■ TASK DETAILS:
Only lines holding the word "ВИСГВС" should be copied from the material.

*-*-*

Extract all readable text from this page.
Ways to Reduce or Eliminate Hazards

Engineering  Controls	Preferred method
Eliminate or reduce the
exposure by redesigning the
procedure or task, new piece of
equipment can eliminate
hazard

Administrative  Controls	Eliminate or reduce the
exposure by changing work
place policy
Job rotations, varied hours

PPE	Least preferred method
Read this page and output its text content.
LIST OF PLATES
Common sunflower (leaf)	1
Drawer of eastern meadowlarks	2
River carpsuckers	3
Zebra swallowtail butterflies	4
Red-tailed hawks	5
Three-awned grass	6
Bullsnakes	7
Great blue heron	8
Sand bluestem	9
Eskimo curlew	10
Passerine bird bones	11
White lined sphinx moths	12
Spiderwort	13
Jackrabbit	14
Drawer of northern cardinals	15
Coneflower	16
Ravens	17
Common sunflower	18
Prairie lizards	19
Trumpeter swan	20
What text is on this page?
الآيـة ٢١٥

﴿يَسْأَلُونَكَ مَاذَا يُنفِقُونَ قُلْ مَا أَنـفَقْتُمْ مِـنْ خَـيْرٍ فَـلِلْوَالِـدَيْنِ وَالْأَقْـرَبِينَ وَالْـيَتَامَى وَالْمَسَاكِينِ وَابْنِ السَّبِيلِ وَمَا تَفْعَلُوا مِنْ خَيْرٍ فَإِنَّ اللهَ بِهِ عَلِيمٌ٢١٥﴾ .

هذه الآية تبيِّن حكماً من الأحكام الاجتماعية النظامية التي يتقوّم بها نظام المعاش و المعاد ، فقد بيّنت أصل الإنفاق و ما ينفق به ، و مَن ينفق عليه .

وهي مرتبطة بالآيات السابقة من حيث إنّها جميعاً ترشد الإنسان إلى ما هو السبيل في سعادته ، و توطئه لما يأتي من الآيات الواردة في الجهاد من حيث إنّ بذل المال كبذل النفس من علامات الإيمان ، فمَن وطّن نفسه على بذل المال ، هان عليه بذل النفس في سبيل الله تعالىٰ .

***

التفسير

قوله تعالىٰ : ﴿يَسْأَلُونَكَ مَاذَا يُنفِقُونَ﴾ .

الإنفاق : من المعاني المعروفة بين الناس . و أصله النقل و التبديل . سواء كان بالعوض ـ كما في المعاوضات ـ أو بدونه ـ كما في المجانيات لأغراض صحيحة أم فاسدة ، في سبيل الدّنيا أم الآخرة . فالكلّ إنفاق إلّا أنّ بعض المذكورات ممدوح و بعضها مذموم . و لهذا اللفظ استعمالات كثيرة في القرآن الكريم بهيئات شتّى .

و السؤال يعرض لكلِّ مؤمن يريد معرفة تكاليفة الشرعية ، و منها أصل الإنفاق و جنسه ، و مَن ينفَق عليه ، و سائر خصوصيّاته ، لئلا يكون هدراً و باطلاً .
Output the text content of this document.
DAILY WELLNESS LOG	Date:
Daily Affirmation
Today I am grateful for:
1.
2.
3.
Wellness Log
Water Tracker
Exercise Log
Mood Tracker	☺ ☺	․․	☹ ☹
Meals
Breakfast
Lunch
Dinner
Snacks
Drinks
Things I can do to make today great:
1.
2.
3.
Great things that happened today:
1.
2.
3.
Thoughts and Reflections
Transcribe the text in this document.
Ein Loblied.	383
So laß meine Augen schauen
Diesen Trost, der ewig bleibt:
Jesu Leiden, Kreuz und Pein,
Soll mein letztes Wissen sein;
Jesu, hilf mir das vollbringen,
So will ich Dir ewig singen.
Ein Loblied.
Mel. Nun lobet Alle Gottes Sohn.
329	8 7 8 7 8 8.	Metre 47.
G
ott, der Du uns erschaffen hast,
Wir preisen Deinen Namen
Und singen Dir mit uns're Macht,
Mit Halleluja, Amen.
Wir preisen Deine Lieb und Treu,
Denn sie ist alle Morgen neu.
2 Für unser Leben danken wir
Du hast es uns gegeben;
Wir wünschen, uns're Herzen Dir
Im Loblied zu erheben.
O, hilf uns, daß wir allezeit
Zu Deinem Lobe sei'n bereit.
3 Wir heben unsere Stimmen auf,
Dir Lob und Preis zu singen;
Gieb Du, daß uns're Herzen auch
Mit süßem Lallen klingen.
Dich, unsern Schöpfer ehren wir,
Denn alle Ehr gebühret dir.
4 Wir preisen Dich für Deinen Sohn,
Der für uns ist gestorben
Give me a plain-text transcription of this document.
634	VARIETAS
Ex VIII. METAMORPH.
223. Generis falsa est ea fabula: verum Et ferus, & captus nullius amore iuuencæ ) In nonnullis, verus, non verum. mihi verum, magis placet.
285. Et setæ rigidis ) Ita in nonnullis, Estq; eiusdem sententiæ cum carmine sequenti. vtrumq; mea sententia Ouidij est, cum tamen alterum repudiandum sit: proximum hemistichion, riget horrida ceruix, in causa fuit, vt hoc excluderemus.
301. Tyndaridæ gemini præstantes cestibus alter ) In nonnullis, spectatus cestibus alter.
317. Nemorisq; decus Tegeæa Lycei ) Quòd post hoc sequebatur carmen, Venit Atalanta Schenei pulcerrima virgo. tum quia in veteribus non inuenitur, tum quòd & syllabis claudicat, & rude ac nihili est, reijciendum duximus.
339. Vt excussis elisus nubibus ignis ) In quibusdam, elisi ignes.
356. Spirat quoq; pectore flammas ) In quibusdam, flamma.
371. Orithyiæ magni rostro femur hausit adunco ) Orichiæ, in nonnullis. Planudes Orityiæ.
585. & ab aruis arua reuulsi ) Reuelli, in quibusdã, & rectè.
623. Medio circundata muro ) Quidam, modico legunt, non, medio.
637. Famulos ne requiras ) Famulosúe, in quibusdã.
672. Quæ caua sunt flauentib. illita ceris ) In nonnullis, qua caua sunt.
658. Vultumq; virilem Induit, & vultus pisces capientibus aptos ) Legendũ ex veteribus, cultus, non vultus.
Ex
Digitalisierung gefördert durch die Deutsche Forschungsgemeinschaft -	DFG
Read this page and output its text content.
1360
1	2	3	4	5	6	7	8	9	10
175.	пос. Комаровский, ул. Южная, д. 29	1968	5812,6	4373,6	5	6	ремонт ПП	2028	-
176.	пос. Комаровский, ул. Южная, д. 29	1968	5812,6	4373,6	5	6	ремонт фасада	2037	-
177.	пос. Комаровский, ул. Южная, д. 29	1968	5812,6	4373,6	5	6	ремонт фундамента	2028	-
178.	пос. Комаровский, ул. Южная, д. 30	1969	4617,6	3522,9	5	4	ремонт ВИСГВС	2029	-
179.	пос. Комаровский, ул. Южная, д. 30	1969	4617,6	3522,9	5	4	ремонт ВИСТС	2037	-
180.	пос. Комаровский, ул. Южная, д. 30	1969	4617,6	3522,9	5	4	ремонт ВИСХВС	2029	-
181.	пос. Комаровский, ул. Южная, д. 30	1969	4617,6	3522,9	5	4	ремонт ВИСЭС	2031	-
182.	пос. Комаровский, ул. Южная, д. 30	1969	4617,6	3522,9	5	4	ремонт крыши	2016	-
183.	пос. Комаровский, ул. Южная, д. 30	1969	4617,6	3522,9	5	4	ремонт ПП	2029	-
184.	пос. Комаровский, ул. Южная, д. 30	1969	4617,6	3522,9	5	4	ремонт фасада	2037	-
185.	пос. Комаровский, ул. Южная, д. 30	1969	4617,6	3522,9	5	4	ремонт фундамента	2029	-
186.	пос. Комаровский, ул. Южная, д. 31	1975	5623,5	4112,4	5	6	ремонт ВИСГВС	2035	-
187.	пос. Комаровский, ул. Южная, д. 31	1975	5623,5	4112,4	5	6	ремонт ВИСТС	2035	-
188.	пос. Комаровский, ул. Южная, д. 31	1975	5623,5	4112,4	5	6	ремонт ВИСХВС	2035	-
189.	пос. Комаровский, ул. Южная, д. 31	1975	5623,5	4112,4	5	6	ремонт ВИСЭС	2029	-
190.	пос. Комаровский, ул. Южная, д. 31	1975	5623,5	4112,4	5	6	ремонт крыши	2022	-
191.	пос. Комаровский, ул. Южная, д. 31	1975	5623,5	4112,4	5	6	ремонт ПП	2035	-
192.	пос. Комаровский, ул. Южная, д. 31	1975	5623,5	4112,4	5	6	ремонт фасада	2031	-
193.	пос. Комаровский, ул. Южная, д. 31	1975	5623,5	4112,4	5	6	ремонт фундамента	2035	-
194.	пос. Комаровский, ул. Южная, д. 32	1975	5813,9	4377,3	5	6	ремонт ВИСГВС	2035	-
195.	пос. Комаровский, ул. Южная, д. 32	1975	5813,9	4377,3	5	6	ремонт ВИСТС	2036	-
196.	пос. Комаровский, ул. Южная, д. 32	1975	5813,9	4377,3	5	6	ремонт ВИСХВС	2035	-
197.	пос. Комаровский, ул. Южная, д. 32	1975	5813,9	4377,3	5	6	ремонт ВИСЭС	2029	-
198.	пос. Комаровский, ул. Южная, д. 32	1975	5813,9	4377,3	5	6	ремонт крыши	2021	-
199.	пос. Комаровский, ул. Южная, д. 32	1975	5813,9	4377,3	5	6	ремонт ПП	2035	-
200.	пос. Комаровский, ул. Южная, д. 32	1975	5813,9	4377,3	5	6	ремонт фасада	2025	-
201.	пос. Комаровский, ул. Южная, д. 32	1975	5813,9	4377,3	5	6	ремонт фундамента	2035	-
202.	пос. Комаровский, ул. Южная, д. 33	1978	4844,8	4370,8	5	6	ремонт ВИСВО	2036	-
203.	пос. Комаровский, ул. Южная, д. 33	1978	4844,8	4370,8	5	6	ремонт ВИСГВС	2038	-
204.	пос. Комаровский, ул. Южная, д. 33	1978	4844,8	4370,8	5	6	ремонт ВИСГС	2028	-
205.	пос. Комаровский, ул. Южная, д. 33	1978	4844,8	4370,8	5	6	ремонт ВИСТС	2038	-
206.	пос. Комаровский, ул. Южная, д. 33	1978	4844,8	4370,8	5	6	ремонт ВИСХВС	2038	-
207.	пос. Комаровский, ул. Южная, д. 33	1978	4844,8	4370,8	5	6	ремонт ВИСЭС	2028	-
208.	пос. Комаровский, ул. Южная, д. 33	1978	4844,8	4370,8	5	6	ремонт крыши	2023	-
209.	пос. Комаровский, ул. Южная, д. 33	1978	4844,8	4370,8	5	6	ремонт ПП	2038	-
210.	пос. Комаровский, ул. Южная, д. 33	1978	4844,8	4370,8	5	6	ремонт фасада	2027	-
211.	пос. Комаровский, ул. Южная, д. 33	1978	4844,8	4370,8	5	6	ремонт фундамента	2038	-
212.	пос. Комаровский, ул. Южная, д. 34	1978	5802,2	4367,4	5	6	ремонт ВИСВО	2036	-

*-*-*

■ FINISHED EXERCISE:
178.	пос. Комаровский, ул. Южная, д. 30	1969	4617,6	3522,9	5	4	ремонт ВИСГВС	2029	-
186.	пос. Комаровский, ул. Южная, д. 31	1975	5623,5	4112,4	5	6	ремонт ВИСГВС	2035	-
194.	пос. Комаровский, ул. Южная, д. 32	1975	5813,9	4377,3	5	6	ремонт ВИСГВС	2035	-
203.	пос. Комаровский, ул. Южная, д. 33	1978	4844,8	4370,8	5	6	ремонт ВИСГВС	2038	-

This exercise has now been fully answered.